◆ WHAT THE TASK REQUIRES
Transcribe all of the material exactly.

=== MATERIAL SUPPLIED ===

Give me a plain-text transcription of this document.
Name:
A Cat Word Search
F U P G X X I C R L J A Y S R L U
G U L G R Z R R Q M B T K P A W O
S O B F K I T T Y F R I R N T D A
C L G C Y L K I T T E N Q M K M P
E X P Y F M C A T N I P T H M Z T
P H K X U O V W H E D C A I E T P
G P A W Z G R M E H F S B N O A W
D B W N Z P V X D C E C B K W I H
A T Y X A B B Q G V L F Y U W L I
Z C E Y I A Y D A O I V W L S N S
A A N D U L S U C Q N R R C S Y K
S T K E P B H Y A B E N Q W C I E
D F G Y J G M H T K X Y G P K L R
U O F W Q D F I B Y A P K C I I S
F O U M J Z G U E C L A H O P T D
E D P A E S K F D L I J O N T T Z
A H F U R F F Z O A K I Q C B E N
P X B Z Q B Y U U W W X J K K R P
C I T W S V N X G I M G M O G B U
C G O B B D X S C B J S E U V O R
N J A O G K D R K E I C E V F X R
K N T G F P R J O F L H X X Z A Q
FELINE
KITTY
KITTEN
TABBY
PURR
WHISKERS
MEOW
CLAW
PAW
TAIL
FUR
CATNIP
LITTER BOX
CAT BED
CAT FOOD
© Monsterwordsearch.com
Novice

===

◆ PROBLEM SOLUTION
Give me a plain-text transcription of this document.
Name:
A Cat Word Search
F U P G X X I C R L J A Y S R L U
G U L G R Z R R Q M B T K P A W O
S O B F K I T T Y F R I R N T D A
C L G C Y L K I T T E N Q M K M P
E X P Y F M C A T N I P T H M Z T
P H K X U O V W H E D C A I E T P
G P A W Z G R M E H F S B N O A W
D B W N Z P V X D C E C B K W I H
A T Y X A B B Q G V L F Y U W L I
Z C E Y I A Y D A O I V W L S N S
A A N D U L S U C Q N R R C S Y K
S T K E P B H Y A B E N Q W C I E
D F G Y J G M H T K X Y G P K L R
U O F W Q D F I B Y A P K C I I S
F O U M J Z G U E C L A H O P T D
E D P A E S K F D L I J O N T T Z
A H F U R F F Z O A K I Q C B E N
P X B Z Q B Y U U W W X J K K R P
C I T W S V N X G I M G M O G B U
C G O B B D X S C B J S E U V O R
N J A O G K D R K E I C E V F X R
K N T G F P R J O F L H X X Z A Q
FELINE
KITTY
KITTEN
TABBY
PURR
WHISKERS
MEOW
CLAW
PAW
TAIL
FUR
CATNIP
LITTER BOX
CAT BED
CAT FOOD
© Monsterwordsearch.com
Novice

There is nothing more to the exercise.